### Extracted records
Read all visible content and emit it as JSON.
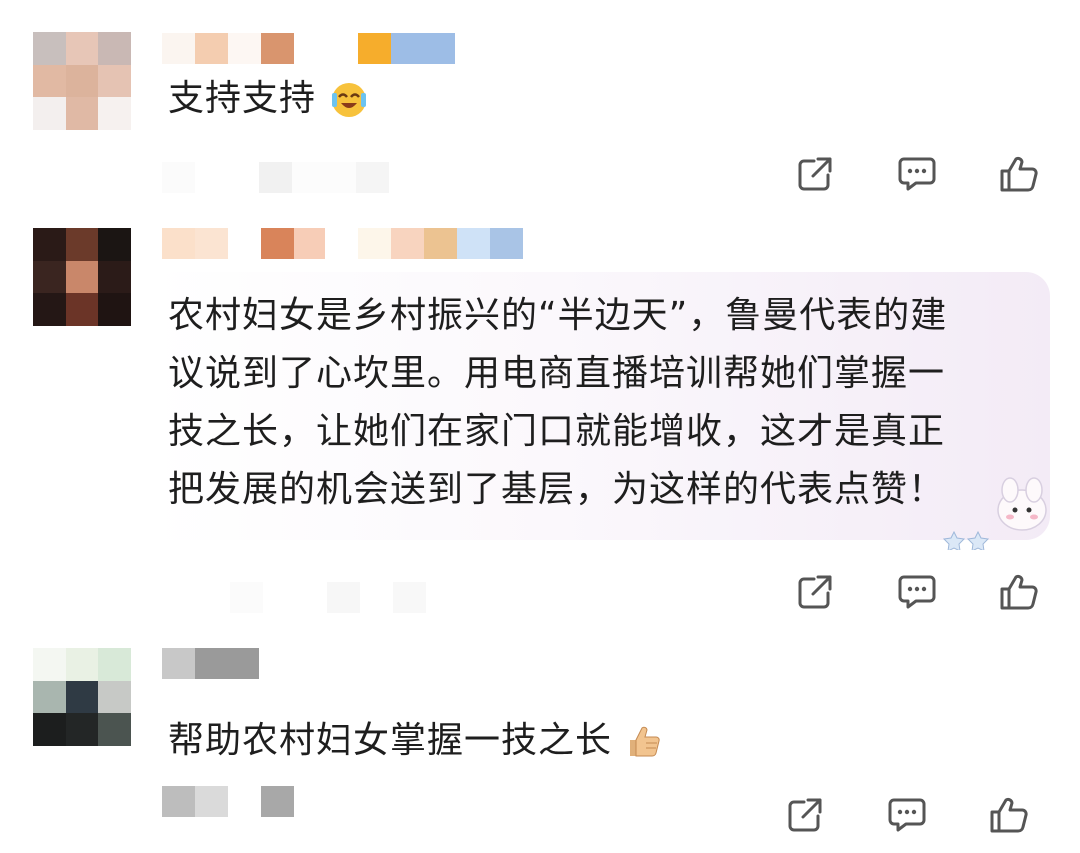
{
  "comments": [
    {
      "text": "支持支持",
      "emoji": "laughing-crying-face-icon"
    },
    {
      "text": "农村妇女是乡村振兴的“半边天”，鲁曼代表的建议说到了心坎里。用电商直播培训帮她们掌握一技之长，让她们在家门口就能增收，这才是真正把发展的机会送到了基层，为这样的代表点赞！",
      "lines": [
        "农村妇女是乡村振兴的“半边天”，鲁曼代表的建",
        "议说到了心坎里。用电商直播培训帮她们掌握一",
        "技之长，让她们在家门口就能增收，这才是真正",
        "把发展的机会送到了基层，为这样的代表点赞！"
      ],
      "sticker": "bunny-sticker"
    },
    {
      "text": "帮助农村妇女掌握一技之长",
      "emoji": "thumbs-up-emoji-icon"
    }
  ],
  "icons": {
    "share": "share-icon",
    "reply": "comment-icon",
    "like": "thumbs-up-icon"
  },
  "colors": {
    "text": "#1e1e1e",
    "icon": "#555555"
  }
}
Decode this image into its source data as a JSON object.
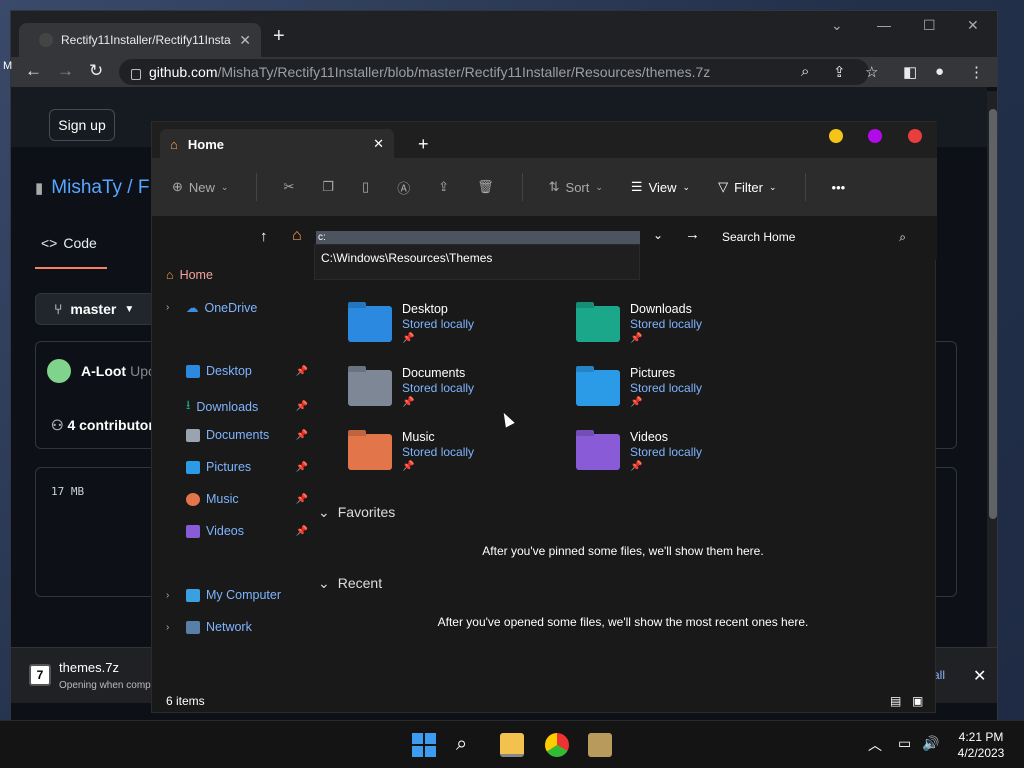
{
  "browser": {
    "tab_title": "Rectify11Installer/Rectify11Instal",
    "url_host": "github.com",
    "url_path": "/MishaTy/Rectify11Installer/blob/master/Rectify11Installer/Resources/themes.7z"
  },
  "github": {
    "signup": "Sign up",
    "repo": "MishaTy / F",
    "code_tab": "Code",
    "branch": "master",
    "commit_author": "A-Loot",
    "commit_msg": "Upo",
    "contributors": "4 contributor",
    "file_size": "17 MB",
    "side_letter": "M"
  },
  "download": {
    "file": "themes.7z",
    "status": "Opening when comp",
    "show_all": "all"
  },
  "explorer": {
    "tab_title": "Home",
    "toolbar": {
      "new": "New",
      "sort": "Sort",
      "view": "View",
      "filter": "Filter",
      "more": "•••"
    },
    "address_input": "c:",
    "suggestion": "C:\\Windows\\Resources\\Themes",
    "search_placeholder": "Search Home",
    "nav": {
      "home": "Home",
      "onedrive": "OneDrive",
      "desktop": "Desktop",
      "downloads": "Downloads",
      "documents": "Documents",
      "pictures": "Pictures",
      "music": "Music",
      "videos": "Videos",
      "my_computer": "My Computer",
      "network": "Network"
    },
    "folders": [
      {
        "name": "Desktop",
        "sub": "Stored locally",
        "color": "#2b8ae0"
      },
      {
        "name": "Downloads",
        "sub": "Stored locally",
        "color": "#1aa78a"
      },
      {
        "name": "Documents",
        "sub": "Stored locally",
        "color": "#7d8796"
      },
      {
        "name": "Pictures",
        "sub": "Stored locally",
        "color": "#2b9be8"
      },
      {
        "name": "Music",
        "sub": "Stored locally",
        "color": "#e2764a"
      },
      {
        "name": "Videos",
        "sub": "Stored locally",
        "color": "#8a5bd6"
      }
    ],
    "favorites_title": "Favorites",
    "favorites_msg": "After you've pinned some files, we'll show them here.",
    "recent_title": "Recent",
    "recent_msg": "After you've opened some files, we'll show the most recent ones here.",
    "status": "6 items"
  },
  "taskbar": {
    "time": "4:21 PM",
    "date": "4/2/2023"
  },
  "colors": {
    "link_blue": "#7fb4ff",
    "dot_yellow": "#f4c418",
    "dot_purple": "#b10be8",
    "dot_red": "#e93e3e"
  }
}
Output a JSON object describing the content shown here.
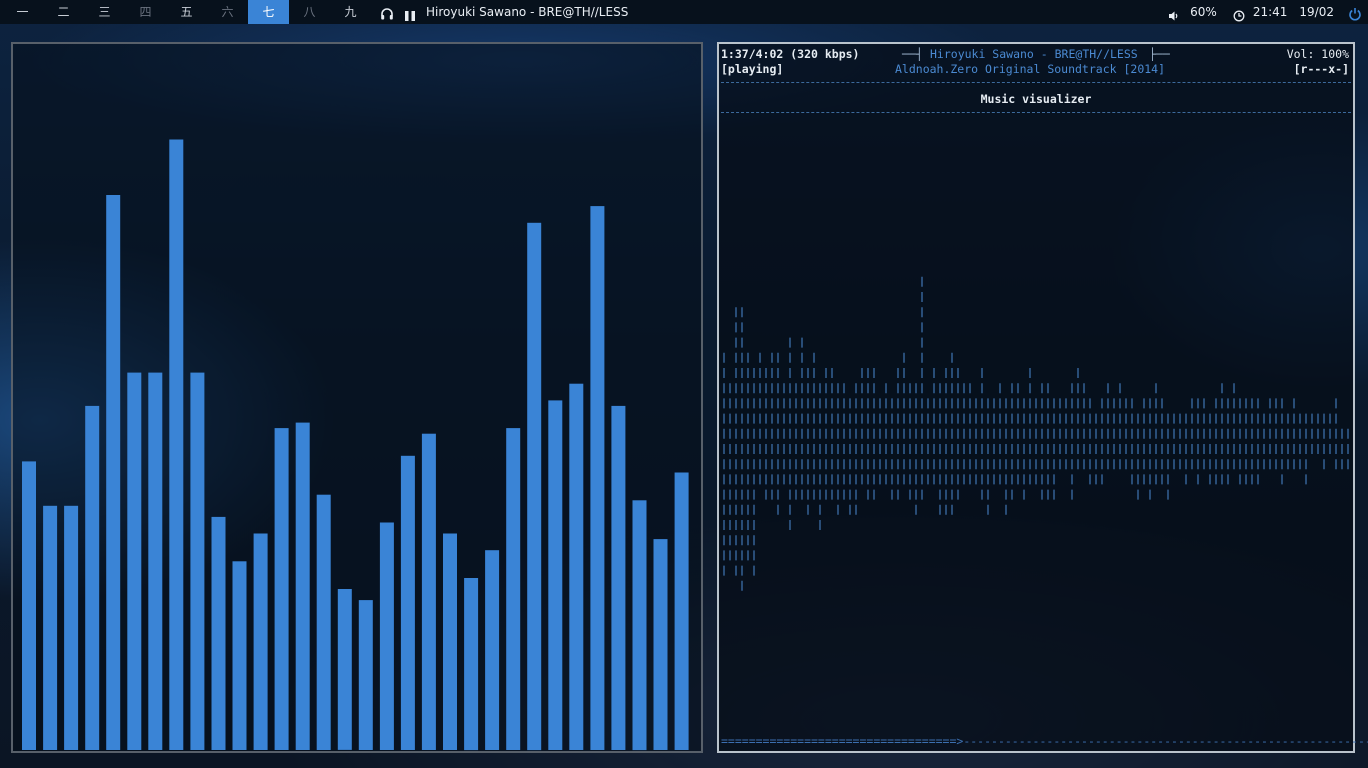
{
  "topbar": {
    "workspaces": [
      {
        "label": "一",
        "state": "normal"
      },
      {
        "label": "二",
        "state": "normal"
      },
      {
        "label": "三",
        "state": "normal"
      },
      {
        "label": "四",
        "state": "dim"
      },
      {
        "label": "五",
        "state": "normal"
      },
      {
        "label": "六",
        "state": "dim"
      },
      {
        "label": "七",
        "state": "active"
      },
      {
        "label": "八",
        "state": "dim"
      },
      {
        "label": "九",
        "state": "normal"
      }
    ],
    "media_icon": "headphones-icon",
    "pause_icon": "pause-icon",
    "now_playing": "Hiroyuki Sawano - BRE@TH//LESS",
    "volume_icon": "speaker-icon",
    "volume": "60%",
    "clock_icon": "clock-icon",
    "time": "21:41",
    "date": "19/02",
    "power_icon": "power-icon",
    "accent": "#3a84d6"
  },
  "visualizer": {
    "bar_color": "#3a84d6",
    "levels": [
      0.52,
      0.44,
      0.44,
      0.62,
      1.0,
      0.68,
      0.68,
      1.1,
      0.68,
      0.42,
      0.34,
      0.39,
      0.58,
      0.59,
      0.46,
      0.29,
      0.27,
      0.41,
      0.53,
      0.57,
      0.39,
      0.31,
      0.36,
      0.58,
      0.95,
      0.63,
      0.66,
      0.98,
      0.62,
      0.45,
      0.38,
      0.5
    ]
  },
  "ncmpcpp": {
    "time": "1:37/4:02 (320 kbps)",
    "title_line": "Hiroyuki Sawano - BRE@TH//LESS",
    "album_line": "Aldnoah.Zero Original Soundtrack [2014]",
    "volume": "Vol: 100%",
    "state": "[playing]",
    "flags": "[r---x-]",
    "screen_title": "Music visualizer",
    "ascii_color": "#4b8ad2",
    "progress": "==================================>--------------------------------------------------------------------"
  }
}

### EXERCISE AIM
Tally the lines of the listing that include "Home". Reply with nothing but the count.

### ANSWER TO THIS TASK
3